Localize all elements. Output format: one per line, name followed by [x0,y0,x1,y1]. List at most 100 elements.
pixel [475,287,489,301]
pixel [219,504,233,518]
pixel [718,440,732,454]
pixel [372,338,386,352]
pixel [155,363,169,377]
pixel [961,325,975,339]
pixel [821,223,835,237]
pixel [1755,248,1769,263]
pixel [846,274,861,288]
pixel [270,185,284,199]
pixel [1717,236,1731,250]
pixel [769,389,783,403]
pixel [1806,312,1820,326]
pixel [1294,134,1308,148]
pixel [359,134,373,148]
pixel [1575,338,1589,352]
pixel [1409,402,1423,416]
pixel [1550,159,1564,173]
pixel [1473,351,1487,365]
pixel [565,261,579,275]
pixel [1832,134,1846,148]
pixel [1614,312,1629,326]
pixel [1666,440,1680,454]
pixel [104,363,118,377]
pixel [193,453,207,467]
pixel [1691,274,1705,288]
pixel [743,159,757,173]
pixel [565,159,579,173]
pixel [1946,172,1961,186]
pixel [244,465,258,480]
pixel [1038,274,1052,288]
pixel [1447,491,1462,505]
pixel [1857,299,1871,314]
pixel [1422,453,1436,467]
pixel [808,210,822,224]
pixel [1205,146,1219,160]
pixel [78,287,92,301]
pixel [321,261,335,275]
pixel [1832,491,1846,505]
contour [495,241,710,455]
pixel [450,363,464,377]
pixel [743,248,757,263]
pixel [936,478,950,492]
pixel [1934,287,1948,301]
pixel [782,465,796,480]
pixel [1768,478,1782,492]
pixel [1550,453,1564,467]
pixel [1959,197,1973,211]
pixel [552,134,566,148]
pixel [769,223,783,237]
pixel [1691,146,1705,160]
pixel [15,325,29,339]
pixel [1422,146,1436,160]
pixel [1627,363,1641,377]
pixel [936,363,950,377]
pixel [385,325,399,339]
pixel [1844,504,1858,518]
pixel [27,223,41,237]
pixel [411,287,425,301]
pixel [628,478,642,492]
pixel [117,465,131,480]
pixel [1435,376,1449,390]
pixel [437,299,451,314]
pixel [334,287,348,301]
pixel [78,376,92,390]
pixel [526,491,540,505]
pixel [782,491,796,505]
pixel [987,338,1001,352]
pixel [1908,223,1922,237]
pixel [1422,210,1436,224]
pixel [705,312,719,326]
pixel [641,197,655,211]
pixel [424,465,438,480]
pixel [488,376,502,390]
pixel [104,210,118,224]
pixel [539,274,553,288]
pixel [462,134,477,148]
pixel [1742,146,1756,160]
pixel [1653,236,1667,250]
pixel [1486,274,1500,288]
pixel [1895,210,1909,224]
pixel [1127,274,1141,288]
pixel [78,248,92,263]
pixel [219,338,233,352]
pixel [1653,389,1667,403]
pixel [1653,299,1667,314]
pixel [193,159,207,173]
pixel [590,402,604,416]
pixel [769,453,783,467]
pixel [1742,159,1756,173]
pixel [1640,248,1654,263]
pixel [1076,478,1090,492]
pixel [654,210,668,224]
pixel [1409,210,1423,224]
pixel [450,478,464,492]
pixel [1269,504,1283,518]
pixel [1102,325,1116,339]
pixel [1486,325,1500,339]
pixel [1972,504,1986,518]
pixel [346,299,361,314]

• • • • • • •

▶ [Stated problem] Reproduce the entire listing above line for line, changing nothing.

▶ [Answer below]
Localize all elements. Output format: one per line, name followed by [x0,y0,x1,y1]. List at most 100 elements.
pixel [475,287,489,301]
pixel [219,504,233,518]
pixel [718,440,732,454]
pixel [372,338,386,352]
pixel [155,363,169,377]
pixel [961,325,975,339]
pixel [821,223,835,237]
pixel [1755,248,1769,263]
pixel [846,274,861,288]
pixel [270,185,284,199]
pixel [1717,236,1731,250]
pixel [769,389,783,403]
pixel [1806,312,1820,326]
pixel [1294,134,1308,148]
pixel [359,134,373,148]
pixel [1575,338,1589,352]
pixel [1409,402,1423,416]
pixel [1550,159,1564,173]
pixel [1473,351,1487,365]
pixel [565,261,579,275]
pixel [1832,134,1846,148]
pixel [1614,312,1629,326]
pixel [1666,440,1680,454]
pixel [104,363,118,377]
pixel [193,453,207,467]
pixel [1691,274,1705,288]
pixel [743,159,757,173]
pixel [565,159,579,173]
pixel [1946,172,1961,186]
pixel [244,465,258,480]
pixel [1038,274,1052,288]
pixel [1447,491,1462,505]
pixel [1857,299,1871,314]
pixel [1422,453,1436,467]
pixel [808,210,822,224]
pixel [1205,146,1219,160]
pixel [78,287,92,301]
pixel [321,261,335,275]
pixel [1832,491,1846,505]
contour [495,241,710,455]
pixel [450,363,464,377]
pixel [743,248,757,263]
pixel [936,478,950,492]
pixel [1934,287,1948,301]
pixel [782,465,796,480]
pixel [1768,478,1782,492]
pixel [1550,453,1564,467]
pixel [1959,197,1973,211]
pixel [552,134,566,148]
pixel [769,223,783,237]
pixel [1691,146,1705,160]
pixel [15,325,29,339]
pixel [1422,146,1436,160]
pixel [1627,363,1641,377]
pixel [936,363,950,377]
pixel [385,325,399,339]
pixel [1844,504,1858,518]
pixel [27,223,41,237]
pixel [411,287,425,301]
pixel [628,478,642,492]
pixel [117,465,131,480]
pixel [1435,376,1449,390]
pixel [437,299,451,314]
pixel [334,287,348,301]
pixel [78,376,92,390]
pixel [526,491,540,505]
pixel [782,491,796,505]
pixel [987,338,1001,352]
pixel [1908,223,1922,237]
pixel [1422,210,1436,224]
pixel [705,312,719,326]
pixel [641,197,655,211]
pixel [424,465,438,480]
pixel [488,376,502,390]
pixel [104,210,118,224]
pixel [539,274,553,288]
pixel [462,134,477,148]
pixel [1742,146,1756,160]
pixel [1653,236,1667,250]
pixel [1486,274,1500,288]
pixel [1895,210,1909,224]
pixel [1127,274,1141,288]
pixel [78,248,92,263]
pixel [219,338,233,352]
pixel [1653,389,1667,403]
pixel [1653,299,1667,314]
pixel [193,159,207,173]
pixel [590,402,604,416]
pixel [769,453,783,467]
pixel [1742,159,1756,173]
pixel [1640,248,1654,263]
pixel [1076,478,1090,492]
pixel [654,210,668,224]
pixel [1409,210,1423,224]
pixel [450,478,464,492]
pixel [1269,504,1283,518]
pixel [1102,325,1116,339]
pixel [1486,325,1500,339]
pixel [1972,504,1986,518]
pixel [346,299,361,314]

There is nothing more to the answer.